======== Records for this exercise ========
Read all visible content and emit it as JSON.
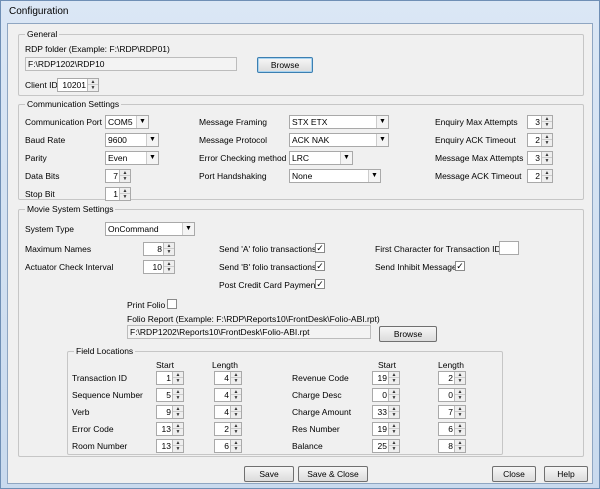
{
  "window": {
    "title": "Configuration"
  },
  "general": {
    "legend": "General",
    "rdp_folder_label": "RDP folder (Example: F:\\RDP\\RDP01)",
    "rdp_folder_value": "F:\\RDP1202\\RDP10",
    "browse_label": "Browse",
    "client_id_label": "Client ID",
    "client_id_value": "10201"
  },
  "comm": {
    "legend": "Communication Settings",
    "port_label": "Communication Port",
    "port_value": "COM5",
    "baud_label": "Baud Rate",
    "baud_value": "9600",
    "parity_label": "Parity",
    "parity_value": "Even",
    "data_bits_label": "Data Bits",
    "data_bits_value": "7",
    "stop_bit_label": "Stop Bit",
    "stop_bit_value": "1",
    "framing_label": "Message Framing",
    "framing_value": "STX ETX",
    "protocol_label": "Message Protocol",
    "protocol_value": "ACK NAK",
    "error_label": "Error Checking method",
    "error_value": "LRC",
    "handshake_label": "Port Handshaking",
    "handshake_value": "None",
    "enq_max_label": "Enquiry Max Attempts",
    "enq_max_value": "3",
    "enq_ack_label": "Enquiry ACK Timeout",
    "enq_ack_value": "2",
    "msg_max_label": "Message Max Attempts",
    "msg_max_value": "3",
    "msg_ack_label": "Message ACK Timeout",
    "msg_ack_value": "2"
  },
  "movie": {
    "legend": "Movie System Settings",
    "system_type_label": "System Type",
    "system_type_value": "OnCommand",
    "max_names_label": "Maximum Names",
    "max_names_value": "8",
    "actuator_label": "Actuator Check Interval",
    "actuator_value": "10",
    "send_a_label": "Send 'A' folio transactions",
    "send_a_checked": true,
    "send_b_label": "Send 'B' folio transactions",
    "send_b_checked": true,
    "post_cc_label": "Post Credit Card Payment",
    "post_cc_checked": true,
    "first_char_label": "First Character for Transaction ID",
    "first_char_value": "",
    "send_inhibit_label": "Send Inhibit Message",
    "send_inhibit_checked": true,
    "print_folio_label": "Print Folio",
    "print_folio_checked": false,
    "folio_report_label": "Folio Report (Example: F:\\RDP\\Reports10\\FrontDesk\\Folio-ABI.rpt)",
    "folio_report_value": "F:\\RDP1202\\Reports10\\FrontDesk\\Folio-ABI.rpt",
    "browse_label": "Browse"
  },
  "fields": {
    "legend": "Field Locations",
    "start_header": "Start",
    "length_header": "Length",
    "left": [
      {
        "label": "Transaction ID",
        "start": "1",
        "length": "4"
      },
      {
        "label": "Sequence Number",
        "start": "5",
        "length": "4"
      },
      {
        "label": "Verb",
        "start": "9",
        "length": "4"
      },
      {
        "label": "Error Code",
        "start": "13",
        "length": "2"
      },
      {
        "label": "Room Number",
        "start": "13",
        "length": "6"
      }
    ],
    "right": [
      {
        "label": "Revenue Code",
        "start": "19",
        "length": "2"
      },
      {
        "label": "Charge Desc",
        "start": "0",
        "length": "0"
      },
      {
        "label": "Charge Amount",
        "start": "33",
        "length": "7"
      },
      {
        "label": "Res Number",
        "start": "19",
        "length": "6"
      },
      {
        "label": "Balance",
        "start": "25",
        "length": "8"
      }
    ]
  },
  "footer": {
    "save_label": "Save",
    "save_close_label": "Save & Close",
    "close_label": "Close",
    "help_label": "Help"
  },
  "icons": {
    "spin": "spin-arrows",
    "dropdown": "chevron-down-icon",
    "check": "check-icon"
  }
}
========
What the task requires: In the records above, locate every line with the string "true" and copy it.

Correct output:
    "send_a_checked": true,
    "send_b_checked": true,
    "post_cc_checked": true,
    "send_inhibit_checked": true,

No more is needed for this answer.